* **Written task**: Tell how many lines have the string "EURUSD" in them, and write nothing besides the number.

* **Dataset records**:
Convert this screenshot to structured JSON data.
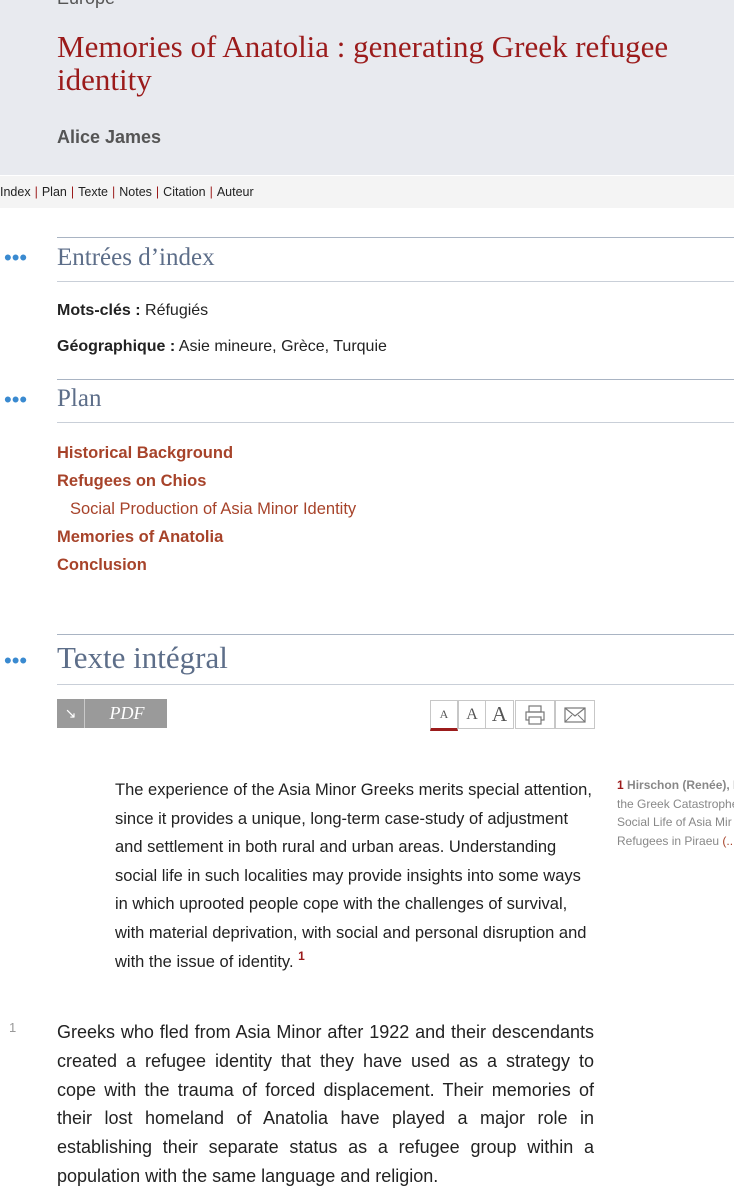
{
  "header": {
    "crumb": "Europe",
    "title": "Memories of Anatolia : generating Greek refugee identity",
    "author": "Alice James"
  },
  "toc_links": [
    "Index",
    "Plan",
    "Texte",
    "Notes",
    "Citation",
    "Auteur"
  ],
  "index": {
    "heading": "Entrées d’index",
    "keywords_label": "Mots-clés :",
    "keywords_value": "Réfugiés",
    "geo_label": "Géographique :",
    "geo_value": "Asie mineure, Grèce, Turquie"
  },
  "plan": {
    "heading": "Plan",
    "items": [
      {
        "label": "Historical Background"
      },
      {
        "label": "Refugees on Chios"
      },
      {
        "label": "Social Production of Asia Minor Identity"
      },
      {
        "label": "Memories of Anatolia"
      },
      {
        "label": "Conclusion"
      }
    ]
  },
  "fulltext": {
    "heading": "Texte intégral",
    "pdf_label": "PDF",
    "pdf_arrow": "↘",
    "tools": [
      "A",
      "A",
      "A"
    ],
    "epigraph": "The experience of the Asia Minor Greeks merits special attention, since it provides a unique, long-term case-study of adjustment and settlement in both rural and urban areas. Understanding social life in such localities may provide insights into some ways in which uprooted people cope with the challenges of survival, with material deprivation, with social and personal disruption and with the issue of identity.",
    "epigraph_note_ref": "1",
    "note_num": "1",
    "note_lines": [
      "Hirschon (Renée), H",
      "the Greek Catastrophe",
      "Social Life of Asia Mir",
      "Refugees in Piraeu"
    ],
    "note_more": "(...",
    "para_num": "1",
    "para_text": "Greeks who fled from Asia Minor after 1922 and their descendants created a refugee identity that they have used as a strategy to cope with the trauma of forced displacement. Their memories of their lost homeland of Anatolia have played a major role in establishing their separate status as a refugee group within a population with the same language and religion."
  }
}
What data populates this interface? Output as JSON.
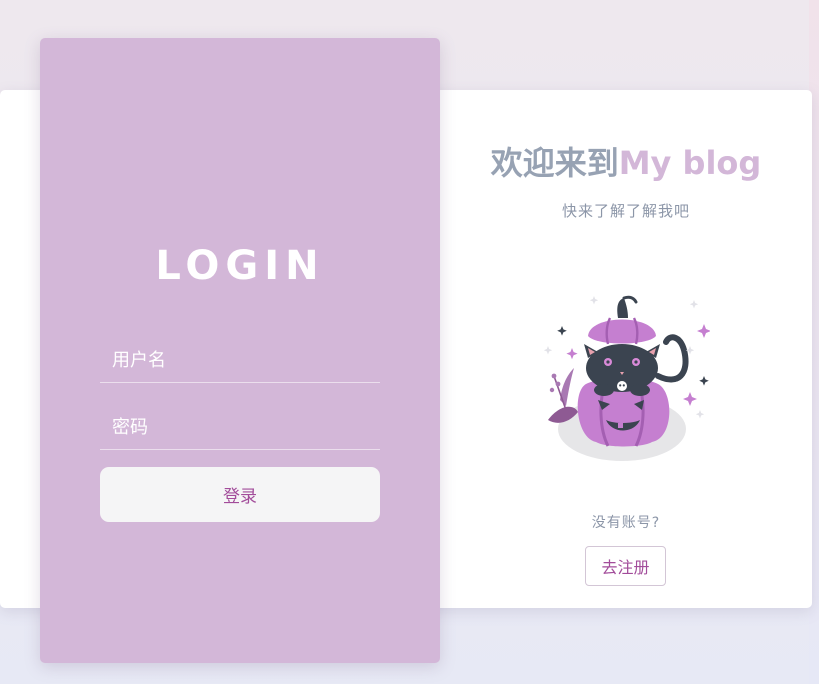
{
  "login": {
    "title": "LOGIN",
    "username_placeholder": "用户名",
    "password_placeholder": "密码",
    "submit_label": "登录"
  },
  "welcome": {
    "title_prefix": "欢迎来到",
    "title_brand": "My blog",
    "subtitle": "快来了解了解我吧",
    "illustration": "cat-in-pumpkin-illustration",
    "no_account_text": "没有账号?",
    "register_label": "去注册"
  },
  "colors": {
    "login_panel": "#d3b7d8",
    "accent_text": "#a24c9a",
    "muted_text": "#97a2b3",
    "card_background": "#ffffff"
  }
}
--
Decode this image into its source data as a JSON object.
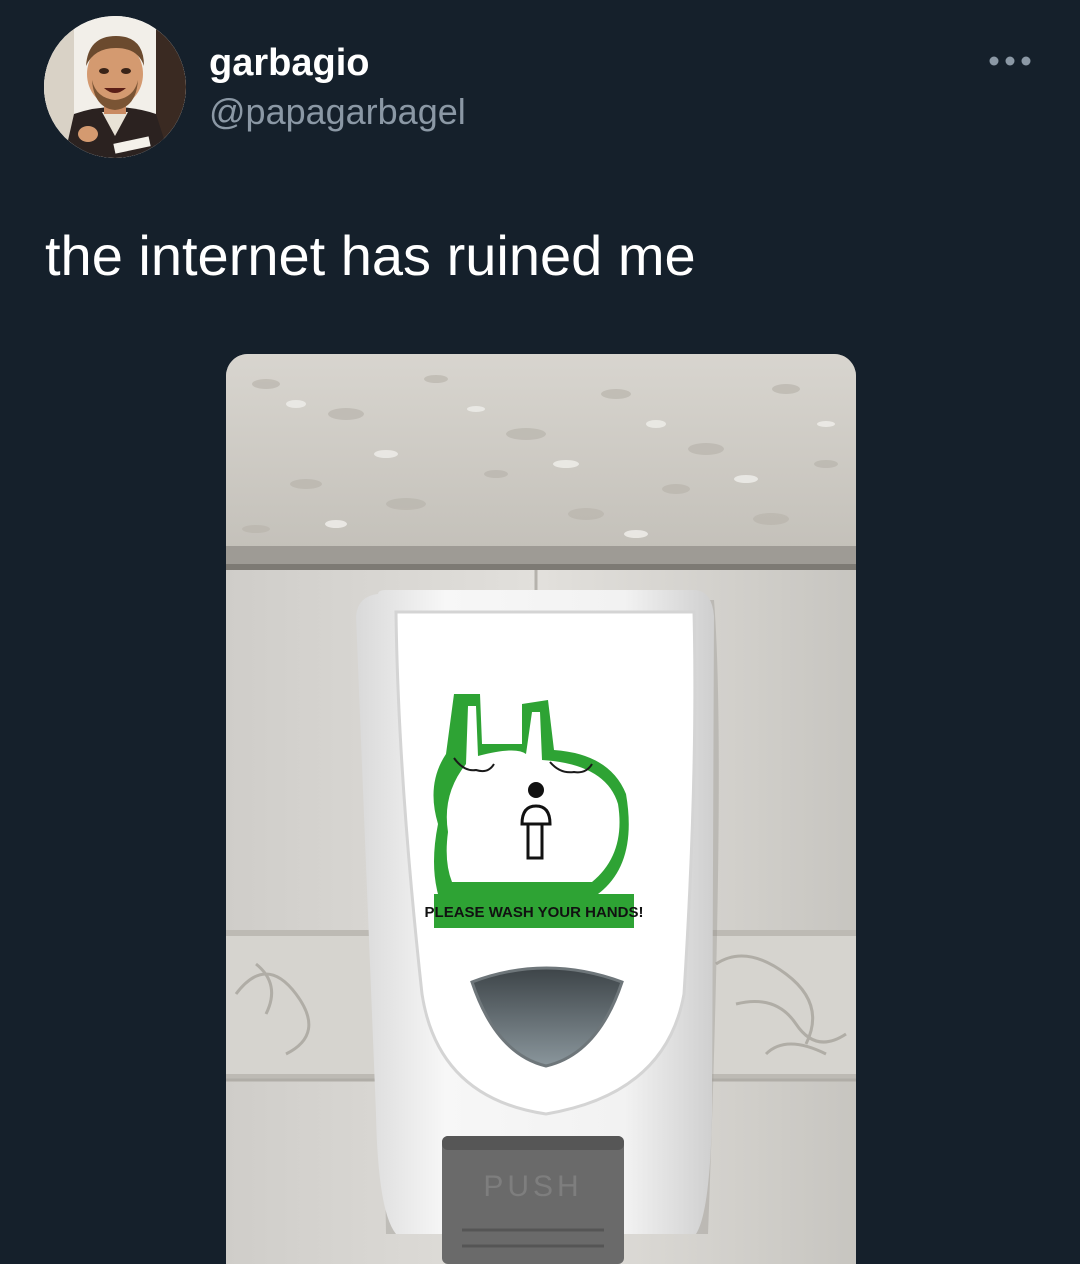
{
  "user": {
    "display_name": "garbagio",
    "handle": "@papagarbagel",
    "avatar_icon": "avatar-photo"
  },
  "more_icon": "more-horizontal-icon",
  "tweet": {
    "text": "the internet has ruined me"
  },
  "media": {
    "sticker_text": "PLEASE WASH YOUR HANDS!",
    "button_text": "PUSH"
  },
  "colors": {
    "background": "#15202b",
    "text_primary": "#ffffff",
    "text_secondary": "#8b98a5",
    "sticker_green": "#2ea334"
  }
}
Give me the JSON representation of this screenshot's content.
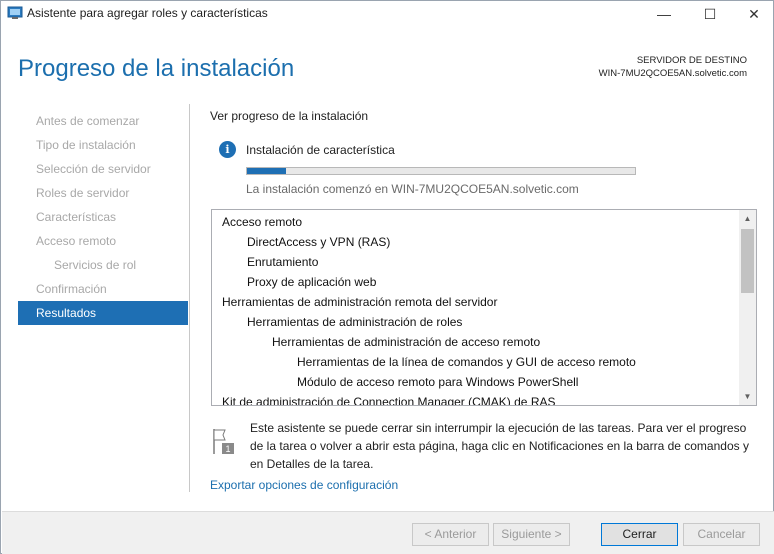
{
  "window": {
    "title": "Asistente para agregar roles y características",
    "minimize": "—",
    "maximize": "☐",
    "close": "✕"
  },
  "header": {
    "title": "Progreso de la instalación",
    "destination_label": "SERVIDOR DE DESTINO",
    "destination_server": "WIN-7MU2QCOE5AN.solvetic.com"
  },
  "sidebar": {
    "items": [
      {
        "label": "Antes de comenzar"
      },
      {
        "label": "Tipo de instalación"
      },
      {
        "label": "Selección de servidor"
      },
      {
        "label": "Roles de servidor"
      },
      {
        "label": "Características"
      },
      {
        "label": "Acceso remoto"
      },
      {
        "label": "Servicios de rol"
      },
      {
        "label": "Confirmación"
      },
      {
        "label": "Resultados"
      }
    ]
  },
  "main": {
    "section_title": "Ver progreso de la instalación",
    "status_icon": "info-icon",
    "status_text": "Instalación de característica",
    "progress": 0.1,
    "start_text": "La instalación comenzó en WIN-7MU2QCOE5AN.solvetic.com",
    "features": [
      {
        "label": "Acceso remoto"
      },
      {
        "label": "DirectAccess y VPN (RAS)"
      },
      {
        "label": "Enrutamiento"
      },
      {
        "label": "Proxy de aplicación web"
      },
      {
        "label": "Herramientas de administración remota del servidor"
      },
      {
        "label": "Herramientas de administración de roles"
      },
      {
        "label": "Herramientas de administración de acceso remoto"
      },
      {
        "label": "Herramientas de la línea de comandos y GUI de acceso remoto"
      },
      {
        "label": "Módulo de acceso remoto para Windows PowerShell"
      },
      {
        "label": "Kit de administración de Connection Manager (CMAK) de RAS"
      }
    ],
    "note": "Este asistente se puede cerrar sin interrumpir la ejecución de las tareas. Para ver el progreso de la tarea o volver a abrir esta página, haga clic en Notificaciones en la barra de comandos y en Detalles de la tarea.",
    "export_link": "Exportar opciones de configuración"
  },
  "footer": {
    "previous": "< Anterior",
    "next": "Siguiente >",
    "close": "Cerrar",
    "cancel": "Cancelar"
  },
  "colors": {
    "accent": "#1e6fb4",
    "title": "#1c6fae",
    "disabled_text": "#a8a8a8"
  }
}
---
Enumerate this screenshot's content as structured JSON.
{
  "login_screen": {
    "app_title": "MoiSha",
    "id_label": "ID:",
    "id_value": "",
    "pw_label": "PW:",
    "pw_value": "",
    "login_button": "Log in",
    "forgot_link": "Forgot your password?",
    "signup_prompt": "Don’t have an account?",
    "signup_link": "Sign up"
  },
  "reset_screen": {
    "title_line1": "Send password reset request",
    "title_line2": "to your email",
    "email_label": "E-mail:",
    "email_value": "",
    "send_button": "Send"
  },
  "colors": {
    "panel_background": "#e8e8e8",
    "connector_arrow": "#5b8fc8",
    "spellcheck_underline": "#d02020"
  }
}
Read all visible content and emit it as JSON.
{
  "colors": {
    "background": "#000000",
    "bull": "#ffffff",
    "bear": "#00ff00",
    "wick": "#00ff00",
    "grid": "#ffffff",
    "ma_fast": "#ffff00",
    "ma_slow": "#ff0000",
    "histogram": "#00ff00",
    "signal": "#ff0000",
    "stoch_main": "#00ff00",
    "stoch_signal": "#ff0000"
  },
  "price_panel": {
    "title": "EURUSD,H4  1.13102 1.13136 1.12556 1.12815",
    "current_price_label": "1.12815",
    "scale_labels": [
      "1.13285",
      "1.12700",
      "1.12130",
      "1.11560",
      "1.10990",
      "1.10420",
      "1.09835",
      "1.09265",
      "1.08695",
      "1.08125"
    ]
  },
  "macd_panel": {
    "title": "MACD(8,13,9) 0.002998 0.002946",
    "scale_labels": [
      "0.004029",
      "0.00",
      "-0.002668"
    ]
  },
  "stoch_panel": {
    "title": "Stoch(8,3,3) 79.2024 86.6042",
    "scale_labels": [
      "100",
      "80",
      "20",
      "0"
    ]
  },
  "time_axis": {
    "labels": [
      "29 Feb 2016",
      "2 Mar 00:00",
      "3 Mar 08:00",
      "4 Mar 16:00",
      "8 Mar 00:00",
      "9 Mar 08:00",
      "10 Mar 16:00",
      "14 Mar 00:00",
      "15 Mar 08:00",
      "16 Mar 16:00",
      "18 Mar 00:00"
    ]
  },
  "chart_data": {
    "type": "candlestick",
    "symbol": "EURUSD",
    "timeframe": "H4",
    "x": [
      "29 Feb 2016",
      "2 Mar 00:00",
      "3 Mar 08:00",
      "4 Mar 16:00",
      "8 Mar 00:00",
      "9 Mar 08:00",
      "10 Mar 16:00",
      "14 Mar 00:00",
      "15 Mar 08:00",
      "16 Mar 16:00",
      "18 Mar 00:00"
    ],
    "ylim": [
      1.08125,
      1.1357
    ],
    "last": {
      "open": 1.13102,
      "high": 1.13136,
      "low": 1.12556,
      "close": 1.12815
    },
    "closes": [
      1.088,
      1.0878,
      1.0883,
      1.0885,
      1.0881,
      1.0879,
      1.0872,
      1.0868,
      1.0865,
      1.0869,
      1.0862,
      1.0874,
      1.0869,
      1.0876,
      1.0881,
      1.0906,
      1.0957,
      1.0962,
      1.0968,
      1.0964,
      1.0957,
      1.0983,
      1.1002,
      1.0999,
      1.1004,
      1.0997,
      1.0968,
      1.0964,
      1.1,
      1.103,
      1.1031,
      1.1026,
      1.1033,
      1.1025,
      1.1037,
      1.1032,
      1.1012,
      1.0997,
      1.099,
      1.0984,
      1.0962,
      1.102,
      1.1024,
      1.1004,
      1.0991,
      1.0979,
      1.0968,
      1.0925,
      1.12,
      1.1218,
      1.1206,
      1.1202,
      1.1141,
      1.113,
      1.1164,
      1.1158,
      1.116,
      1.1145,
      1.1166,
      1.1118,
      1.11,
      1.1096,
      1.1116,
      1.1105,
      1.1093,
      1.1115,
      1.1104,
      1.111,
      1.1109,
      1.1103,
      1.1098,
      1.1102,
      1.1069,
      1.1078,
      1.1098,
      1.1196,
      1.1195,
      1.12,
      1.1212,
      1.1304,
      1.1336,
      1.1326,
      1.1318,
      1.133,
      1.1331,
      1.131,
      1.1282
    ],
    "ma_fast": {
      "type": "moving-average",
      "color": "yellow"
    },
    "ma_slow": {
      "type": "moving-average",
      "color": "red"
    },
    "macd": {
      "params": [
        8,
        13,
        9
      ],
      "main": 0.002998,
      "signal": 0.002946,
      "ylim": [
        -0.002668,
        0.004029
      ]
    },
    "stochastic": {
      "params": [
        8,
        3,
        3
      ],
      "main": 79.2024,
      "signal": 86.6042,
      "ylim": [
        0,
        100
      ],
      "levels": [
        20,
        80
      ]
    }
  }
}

* **Task answer**: 2